Мужики, «народ», были против Волги (во всяком случае, в романах). С. П. Злобин: «И чёрт нас несёт на низовья! — раздумывал он (Ус, за что-то произведённый писателями в крестьянские вожди. — М. Ч.). — Прельстил меня Стенька, собака. От народа уходим! Нам бы к народу ближе». Городской народ Ус (в романах) за народ не считал, хотя на самом деле по опыту знал, что этот народ весьма свободолюбив и смышлён и что в городах есть потенциальная союзная сила — стрельцы. Разин по своему опыту тем более знал всё это. Поэтому, думается, и выбрал Волгу. Возможно, он уже мыслил Астрахань своей временной столицей, а Прозоровского, Львова и митрополита Иосифа — своими первыми союзниками из высшей знати.
Но в Москве понятия не имели, куда пойдёт Разин, и беспокоились повсеместно. Прошёл слух, что поскольку Разин хочет идти «в Запороги», то основной удар будет нанесён через Слободскую Украину — Коротояк — Воронеж; укрепляли города, слали солдат, стрельцов, боеприпасы. В Тамбов тоже направили московских стрельцов. Турки между тем ждали Разина на Чёрном море; султан сообщал царю, что укрепляет свои берега. Возможно, вся эта болтовня на кругах (где не могло не быть шпионов) про Турцию, Азов, Тамбов, Коротояк, «Запороги» была военной хитростью, и она сработала: волжские города никакой дополнительной защиты не получили.
В конце мая — так выходит по показаниям купцов из Козлова, изложенным в донесении козловского воеводы Хрущева в Разрядный приказ от 27 июня (Крестьянская война. Т. 1. Док. 127), — разинцы то ли похитили, то ли (вероятнее) купили у калмыков лошадей и другой скот и совершили очередное нападение на татар — ещё лошади, вдобавок «живот» и «ясырь», тут же обращённые в деньги для экспедиции. 30 мая из Разрядного приказа пришла грамота воеводе Белгородского полка Г. Ромодановскому (Крестьянская война. Т. 1. Док. 111), в которой сообщалось о новом походе Разина на Волгу и — отныне — полной экономической блокаде Дона (вот это со стороны правительства было очень своевременно и умно).

### Задание 1
Ответьте по фрагменту о походе Разина:
(а) Кого Разин, возможно, считал своими первыми союзниками из высшей знати?
(б) Где турки ждали Разина?
(в) Какого числа из Разрядного приказа пришла грамота воеводе Г. Ромодановскому?

### Записи набора данных

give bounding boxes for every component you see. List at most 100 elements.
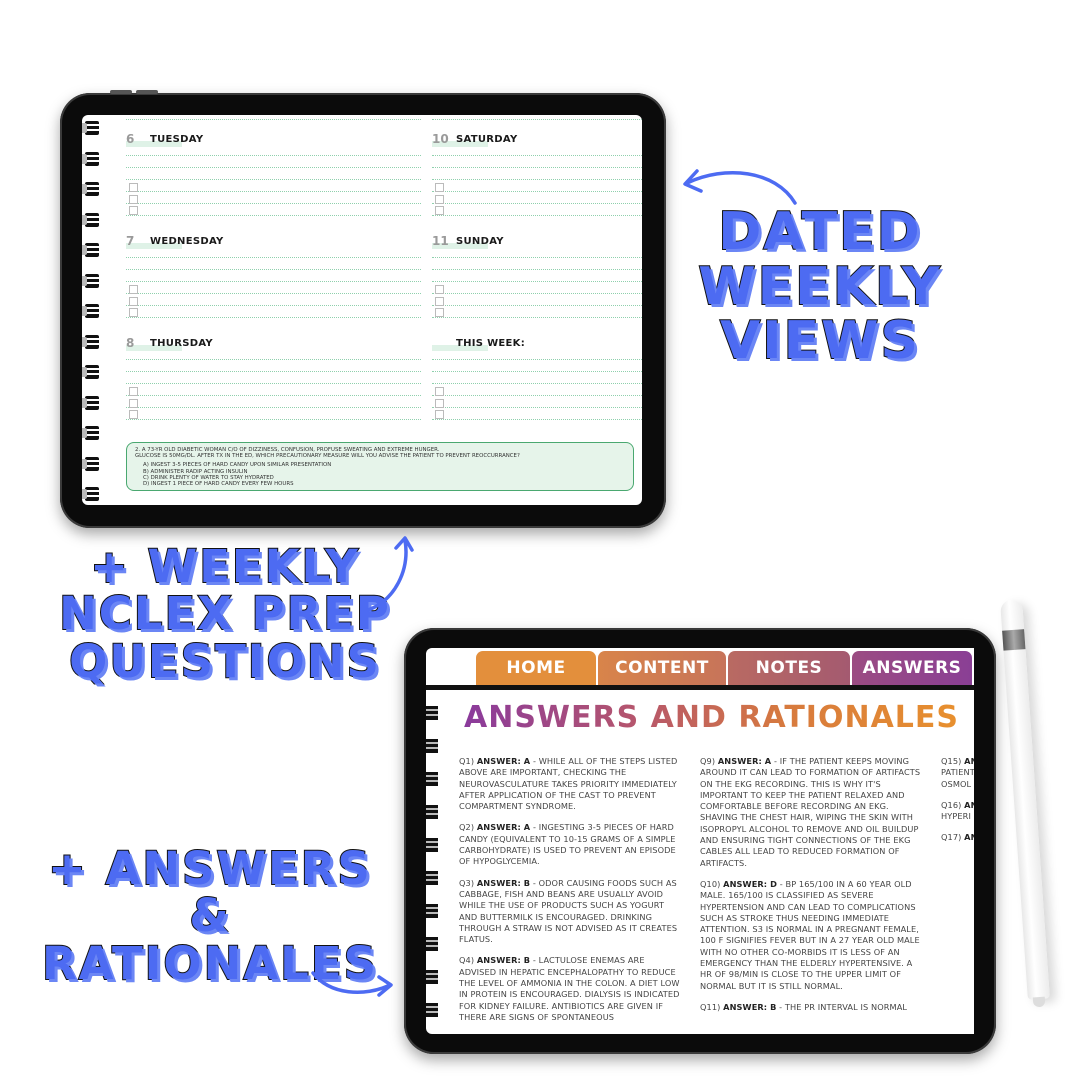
binder-ring xyxy=(82,121,99,135)
writing-line[interactable] xyxy=(126,167,421,168)
writing-line[interactable] xyxy=(126,179,421,180)
answer-label: ANSWER: A xyxy=(476,822,531,833)
arrow-icon xyxy=(311,971,393,997)
checkbox[interactable] xyxy=(435,399,444,408)
binder-ring xyxy=(426,739,438,753)
writing-line[interactable] xyxy=(126,419,421,420)
writing-line[interactable] xyxy=(126,383,421,384)
tablet-answers: HOME CONTENT NOTES ANSWERS ANSWERS AND R… xyxy=(404,628,996,1054)
writing-line[interactable] xyxy=(126,305,421,306)
checkbox[interactable] xyxy=(129,206,138,215)
answer-entry: Q16) AN FACTOR REPEAT RISEN S ONE DA FOR… xyxy=(941,800,974,823)
planner-day: 8 THURSDAY xyxy=(126,319,421,421)
writing-line[interactable] xyxy=(126,395,421,396)
answer-entry: Q2) ANSWER: A - INGESTING 3-5 PIECES OF … xyxy=(459,822,681,867)
question-number: Q11) xyxy=(700,1001,724,1012)
checkbox[interactable] xyxy=(129,285,138,294)
binder-ring xyxy=(426,772,438,786)
writing-line[interactable] xyxy=(432,167,642,168)
writing-line[interactable] xyxy=(432,215,642,216)
checkbox[interactable] xyxy=(435,183,444,192)
checkbox[interactable] xyxy=(129,308,138,317)
writing-line[interactable] xyxy=(432,269,642,270)
writing-line[interactable] xyxy=(432,203,642,204)
checkbox[interactable] xyxy=(435,206,444,215)
writing-line[interactable] xyxy=(432,119,642,120)
writing-line[interactable] xyxy=(126,317,421,318)
writing-line[interactable] xyxy=(432,407,642,408)
checkbox[interactable] xyxy=(435,387,444,396)
writing-line[interactable] xyxy=(432,305,642,306)
binder-ring xyxy=(426,937,438,951)
answer-entry: Q10) ANSWER: D - BP 165/100 IN A 60 YEAR… xyxy=(700,879,922,992)
writing-line[interactable] xyxy=(126,281,421,282)
writing-line[interactable] xyxy=(432,395,642,396)
page-title: ANSWERS AND RATIONALES xyxy=(464,700,959,735)
planner-left-column: 6 TUESDAY 7 WEDNESDAY 8 THURSDAY xyxy=(126,115,421,421)
answer-entry: Q1) ANSWER: A - WHILE ALL OF THE STEPS L… xyxy=(459,756,681,812)
writing-line[interactable] xyxy=(432,293,642,294)
checkbox[interactable] xyxy=(129,399,138,408)
writing-line[interactable] xyxy=(126,191,421,192)
writing-line[interactable] xyxy=(432,359,642,360)
checkbox[interactable] xyxy=(435,195,444,204)
callout-weekly-nclex: + WEEKLY NCLEX PREP QUESTIONS xyxy=(58,540,391,688)
planner-day: THIS WEEK: xyxy=(432,319,642,421)
writing-line[interactable] xyxy=(432,191,642,192)
checkbox[interactable] xyxy=(129,387,138,396)
option-d[interactable]: D) INGEST 1 PIECE OF HARD CANDY EVERY FE… xyxy=(143,481,625,487)
writing-line[interactable] xyxy=(432,383,642,384)
day-number: 7 xyxy=(126,234,135,248)
question-number: Q1) xyxy=(459,756,477,766)
tab-notes[interactable]: NOTES xyxy=(728,651,850,685)
writing-line[interactable] xyxy=(432,419,642,420)
writing-line[interactable] xyxy=(126,371,421,372)
question-number: Q9) xyxy=(700,756,718,766)
writing-line[interactable] xyxy=(126,215,421,216)
checkbox[interactable] xyxy=(435,410,444,419)
binder-ring xyxy=(82,273,99,288)
writing-line[interactable] xyxy=(432,155,642,156)
tab-content[interactable]: CONTENT xyxy=(598,651,726,685)
writing-line[interactable] xyxy=(126,407,421,408)
writing-line[interactable] xyxy=(126,119,421,120)
checkbox[interactable] xyxy=(129,297,138,306)
tab-answers[interactable]: ANSWERS xyxy=(852,651,972,685)
writing-line[interactable] xyxy=(126,269,421,270)
answers-column-1: Q1) ANSWER: A - WHILE ALL OF THE STEPS L… xyxy=(459,756,681,1033)
day-name: THURSDAY xyxy=(150,337,213,349)
writing-line[interactable] xyxy=(126,293,421,294)
writing-line[interactable] xyxy=(432,317,642,318)
answers-column-3: Q15) AN BEFORE HYPOTE SYNCO PHOBIA STIMU… xyxy=(941,756,974,854)
writing-line[interactable] xyxy=(126,359,421,360)
binder-ring xyxy=(426,904,438,918)
planner-day: 10 SATURDAY xyxy=(432,115,642,217)
answer-label: ANSWER: B xyxy=(476,877,531,888)
checkbox[interactable] xyxy=(435,308,444,317)
writing-line[interactable] xyxy=(126,155,421,156)
planner-right-column: 10 SATURDAY 11 SUNDAY THIS WEEK: xyxy=(432,115,642,421)
tab-home[interactable]: HOME xyxy=(476,651,596,685)
planner-day: 11 SUNDAY xyxy=(432,217,642,319)
checkbox[interactable] xyxy=(129,183,138,192)
checkbox[interactable] xyxy=(129,410,138,419)
writing-line[interactable] xyxy=(126,257,421,258)
checkbox[interactable] xyxy=(435,285,444,294)
answer-entry: Q11) ANSWER: B - THE PR INTERVAL IS NORM… xyxy=(700,1002,922,1013)
binder-ring xyxy=(82,304,99,318)
answer-label: ANSWER: A xyxy=(476,756,531,766)
day-number: 8 xyxy=(126,336,135,350)
writing-line[interactable] xyxy=(432,179,642,180)
writing-line[interactable] xyxy=(432,281,642,282)
binder-ring xyxy=(426,871,438,885)
nclex-question-box: 2. A 73-YR OLD DIABETIC WOMAN C/O OF DIZ… xyxy=(126,442,634,491)
writing-line[interactable] xyxy=(432,371,642,372)
rationale-text: - IF THE PATIENT KEEPS MOVING AROUND IT … xyxy=(700,756,921,868)
writing-line[interactable] xyxy=(126,203,421,204)
day-name: TUESDAY xyxy=(150,133,204,145)
answer-entry: Q15) AN BEFORE HYPOTE SYNCO PHOBIA STIMU… xyxy=(941,756,974,790)
writing-line[interactable] xyxy=(432,257,642,258)
checkbox[interactable] xyxy=(435,297,444,306)
checkbox[interactable] xyxy=(129,195,138,204)
arrow-icon xyxy=(683,169,797,205)
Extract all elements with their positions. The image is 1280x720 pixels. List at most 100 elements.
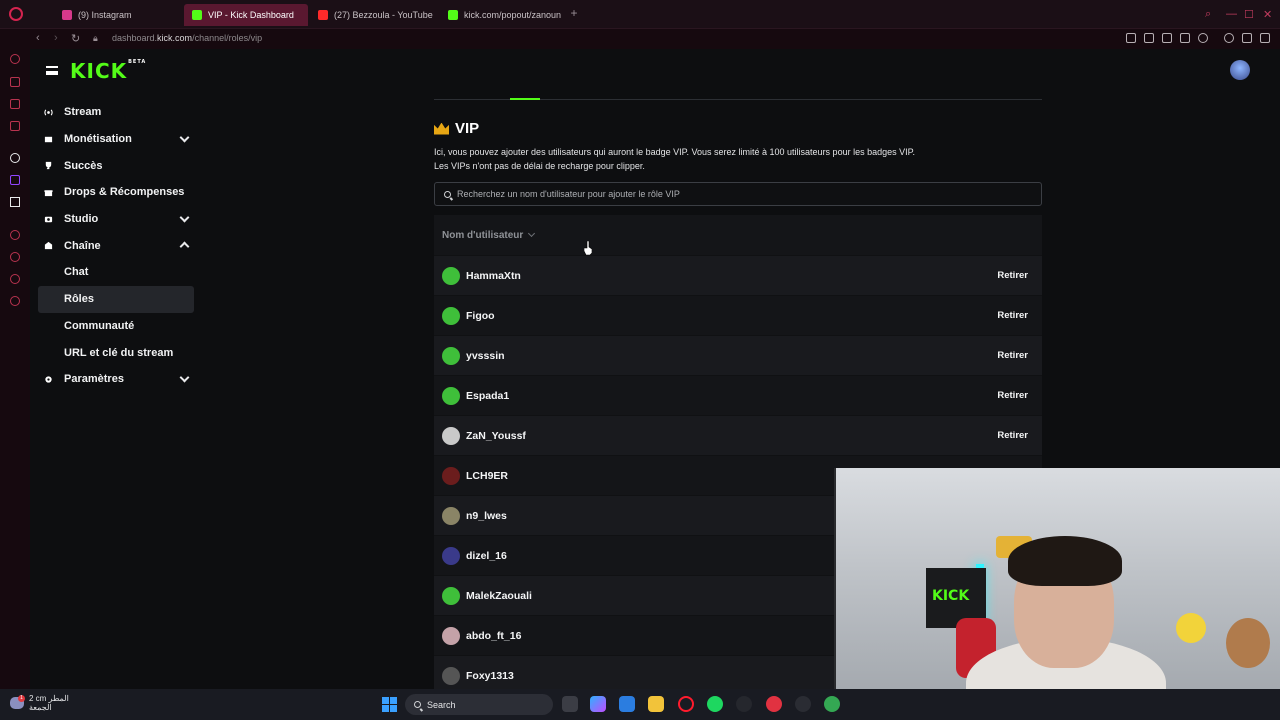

### Задание 2
Пожалуйста, извлеките из листинга строки начиная со строки с «binder-ring xyxy=(82,121,99,135)» и до строки с «arrow-icon xyxy=(311,971,393,997)» включительно, без каких-либо изменений.

### Ожидаемый ответ 1
(а) Прозоровского, Львова и митрополита Иосифа.
(б) На Чёрном море.
(в) 30 мая.

### Ожидаемый ответ 2
binder-ring xyxy=(82,121,99,135)
writing-line[interactable] xyxy=(126,167,421,168)
writing-line[interactable] xyxy=(126,179,421,180)
answer-label: ANSWER: A xyxy=(476,822,531,833)
arrow-icon xyxy=(311,971,393,997)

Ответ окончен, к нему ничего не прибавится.